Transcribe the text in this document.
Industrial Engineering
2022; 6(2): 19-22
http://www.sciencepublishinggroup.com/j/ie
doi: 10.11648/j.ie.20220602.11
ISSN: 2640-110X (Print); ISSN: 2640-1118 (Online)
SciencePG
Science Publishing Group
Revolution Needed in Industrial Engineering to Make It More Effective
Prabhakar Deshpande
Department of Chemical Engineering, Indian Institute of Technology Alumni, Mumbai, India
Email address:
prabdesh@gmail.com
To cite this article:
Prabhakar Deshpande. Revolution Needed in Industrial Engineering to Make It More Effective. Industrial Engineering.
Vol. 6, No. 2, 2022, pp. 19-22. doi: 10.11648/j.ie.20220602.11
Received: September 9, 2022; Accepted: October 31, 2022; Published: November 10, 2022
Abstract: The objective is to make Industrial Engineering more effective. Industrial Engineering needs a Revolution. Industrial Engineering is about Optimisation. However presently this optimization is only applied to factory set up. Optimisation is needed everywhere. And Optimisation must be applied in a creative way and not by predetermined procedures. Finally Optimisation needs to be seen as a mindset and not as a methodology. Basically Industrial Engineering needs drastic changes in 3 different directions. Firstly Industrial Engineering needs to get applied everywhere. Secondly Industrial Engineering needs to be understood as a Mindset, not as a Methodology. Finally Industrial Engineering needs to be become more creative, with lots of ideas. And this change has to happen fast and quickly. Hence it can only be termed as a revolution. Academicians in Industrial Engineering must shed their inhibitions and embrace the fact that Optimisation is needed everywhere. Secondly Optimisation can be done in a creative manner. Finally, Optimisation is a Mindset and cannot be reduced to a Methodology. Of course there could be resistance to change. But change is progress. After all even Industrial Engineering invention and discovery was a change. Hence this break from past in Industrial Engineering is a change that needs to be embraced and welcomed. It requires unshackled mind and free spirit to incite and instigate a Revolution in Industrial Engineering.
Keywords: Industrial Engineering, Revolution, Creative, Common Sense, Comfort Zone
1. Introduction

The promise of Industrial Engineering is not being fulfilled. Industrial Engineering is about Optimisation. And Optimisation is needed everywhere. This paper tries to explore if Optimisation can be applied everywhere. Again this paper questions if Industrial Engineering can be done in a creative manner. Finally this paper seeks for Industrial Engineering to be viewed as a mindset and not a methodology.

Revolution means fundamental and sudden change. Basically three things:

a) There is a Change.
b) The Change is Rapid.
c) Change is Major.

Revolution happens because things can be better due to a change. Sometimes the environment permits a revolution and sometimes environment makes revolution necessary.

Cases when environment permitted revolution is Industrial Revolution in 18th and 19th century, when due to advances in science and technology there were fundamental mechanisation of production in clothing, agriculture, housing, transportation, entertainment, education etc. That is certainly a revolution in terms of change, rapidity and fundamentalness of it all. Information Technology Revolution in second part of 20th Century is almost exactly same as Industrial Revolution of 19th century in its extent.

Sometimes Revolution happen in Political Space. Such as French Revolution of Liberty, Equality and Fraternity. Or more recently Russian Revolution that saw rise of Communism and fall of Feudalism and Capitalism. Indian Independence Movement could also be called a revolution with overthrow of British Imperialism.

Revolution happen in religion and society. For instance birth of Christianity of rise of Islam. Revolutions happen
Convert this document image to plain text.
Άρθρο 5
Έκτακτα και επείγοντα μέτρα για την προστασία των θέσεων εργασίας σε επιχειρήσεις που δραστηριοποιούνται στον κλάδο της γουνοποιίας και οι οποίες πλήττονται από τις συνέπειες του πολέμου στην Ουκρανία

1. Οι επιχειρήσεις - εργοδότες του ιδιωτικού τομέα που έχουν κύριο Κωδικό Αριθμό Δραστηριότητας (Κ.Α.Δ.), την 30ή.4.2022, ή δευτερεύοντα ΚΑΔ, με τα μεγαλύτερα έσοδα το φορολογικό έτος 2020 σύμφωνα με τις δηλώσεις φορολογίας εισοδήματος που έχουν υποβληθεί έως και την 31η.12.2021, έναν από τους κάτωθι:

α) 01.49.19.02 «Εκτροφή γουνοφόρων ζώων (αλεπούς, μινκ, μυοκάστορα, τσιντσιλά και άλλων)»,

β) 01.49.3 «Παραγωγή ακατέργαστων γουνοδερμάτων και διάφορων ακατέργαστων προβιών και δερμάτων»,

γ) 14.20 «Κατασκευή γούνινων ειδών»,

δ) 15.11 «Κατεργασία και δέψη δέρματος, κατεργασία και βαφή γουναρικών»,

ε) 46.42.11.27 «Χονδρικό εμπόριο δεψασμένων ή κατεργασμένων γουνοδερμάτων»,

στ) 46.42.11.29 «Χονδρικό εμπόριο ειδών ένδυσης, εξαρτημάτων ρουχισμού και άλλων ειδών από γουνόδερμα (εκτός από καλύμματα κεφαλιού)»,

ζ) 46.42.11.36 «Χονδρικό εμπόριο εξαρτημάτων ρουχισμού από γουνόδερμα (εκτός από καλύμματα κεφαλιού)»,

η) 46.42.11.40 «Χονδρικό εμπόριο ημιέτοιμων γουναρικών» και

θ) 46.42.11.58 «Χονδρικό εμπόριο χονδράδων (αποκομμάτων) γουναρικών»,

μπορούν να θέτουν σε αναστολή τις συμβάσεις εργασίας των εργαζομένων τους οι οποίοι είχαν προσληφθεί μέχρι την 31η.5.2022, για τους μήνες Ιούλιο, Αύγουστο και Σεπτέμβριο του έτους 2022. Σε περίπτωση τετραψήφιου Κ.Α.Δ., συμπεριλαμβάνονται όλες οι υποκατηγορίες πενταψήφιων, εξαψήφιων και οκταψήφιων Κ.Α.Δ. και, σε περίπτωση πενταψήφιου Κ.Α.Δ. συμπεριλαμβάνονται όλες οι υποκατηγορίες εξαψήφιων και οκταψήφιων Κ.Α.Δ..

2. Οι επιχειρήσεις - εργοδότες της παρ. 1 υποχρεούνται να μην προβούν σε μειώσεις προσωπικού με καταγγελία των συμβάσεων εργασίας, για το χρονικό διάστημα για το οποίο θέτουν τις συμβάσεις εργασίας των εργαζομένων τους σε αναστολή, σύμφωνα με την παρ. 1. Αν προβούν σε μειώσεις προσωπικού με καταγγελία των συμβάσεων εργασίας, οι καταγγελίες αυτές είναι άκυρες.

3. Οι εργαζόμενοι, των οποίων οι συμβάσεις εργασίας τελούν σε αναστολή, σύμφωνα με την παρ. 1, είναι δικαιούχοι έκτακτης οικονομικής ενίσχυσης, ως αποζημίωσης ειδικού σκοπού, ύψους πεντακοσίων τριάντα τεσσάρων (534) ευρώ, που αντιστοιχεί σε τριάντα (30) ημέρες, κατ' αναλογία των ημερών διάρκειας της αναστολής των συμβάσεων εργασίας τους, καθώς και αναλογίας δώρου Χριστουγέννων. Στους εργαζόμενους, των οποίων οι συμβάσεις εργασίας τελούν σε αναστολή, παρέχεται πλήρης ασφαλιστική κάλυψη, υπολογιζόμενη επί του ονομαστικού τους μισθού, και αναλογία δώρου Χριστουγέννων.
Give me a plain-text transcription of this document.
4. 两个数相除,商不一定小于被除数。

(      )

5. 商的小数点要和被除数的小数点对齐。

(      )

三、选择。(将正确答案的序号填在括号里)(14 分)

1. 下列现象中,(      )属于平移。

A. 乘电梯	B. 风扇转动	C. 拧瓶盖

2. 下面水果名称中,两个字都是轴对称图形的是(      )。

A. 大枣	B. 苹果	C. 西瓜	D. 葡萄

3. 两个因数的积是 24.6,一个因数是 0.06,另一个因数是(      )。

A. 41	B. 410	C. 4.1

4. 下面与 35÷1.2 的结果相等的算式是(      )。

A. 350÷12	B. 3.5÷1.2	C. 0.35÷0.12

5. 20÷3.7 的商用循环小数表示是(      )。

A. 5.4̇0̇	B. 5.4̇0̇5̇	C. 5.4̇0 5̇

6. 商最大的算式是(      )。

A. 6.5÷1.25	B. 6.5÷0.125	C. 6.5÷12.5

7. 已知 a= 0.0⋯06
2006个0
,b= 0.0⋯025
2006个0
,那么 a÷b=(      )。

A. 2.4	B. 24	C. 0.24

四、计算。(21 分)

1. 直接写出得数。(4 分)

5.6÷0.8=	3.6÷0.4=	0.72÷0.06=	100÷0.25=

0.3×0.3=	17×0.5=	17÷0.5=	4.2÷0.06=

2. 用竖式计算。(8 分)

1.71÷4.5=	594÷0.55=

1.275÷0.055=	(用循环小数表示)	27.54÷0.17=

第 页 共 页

· · · · · · ·

Give back exactly the lines beginning at the one with "Give me a plain-text" and ending at the final line of the material; both boundary lines belong in it.

Give me a plain-text transcription of this document.
4. 两个数相除,商不一定小于被除数。

(      )

5. 商的小数点要和被除数的小数点对齐。

(      )

三、选择。(将正确答案的序号填在括号里)(14 分)

1. 下列现象中,(      )属于平移。

A. 乘电梯	B. 风扇转动	C. 拧瓶盖

2. 下面水果名称中,两个字都是轴对称图形的是(      )。

A. 大枣	B. 苹果	C. 西瓜	D. 葡萄

3. 两个因数的积是 24.6,一个因数是 0.06,另一个因数是(      )。

A. 41	B. 410	C. 4.1

4. 下面与 35÷1.2 的结果相等的算式是(      )。

A. 350÷12	B. 3.5÷1.2	C. 0.35÷0.12

5. 20÷3.7 的商用循环小数表示是(      )。

A. 5.4̇0̇	B. 5.4̇0̇5̇	C. 5.4̇0 5̇

6. 商最大的算式是(      )。

A. 6.5÷1.25	B. 6.5÷0.125	C. 6.5÷12.5

7. 已知 a= 0.0⋯06
2006个0
,b= 0.0⋯025
2006个0
,那么 a÷b=(      )。

A. 2.4	B. 24	C. 0.24

四、计算。(21 分)

1. 直接写出得数。(4 分)

5.6÷0.8=	3.6÷0.4=	0.72÷0.06=	100÷0.25=

0.3×0.3=	17×0.5=	17÷0.5=	4.2÷0.06=

2. 用竖式计算。(8 分)

1.71÷4.5=	594÷0.55=

1.275÷0.055=	(用循环小数表示)	27.54÷0.17=

第 页 共 页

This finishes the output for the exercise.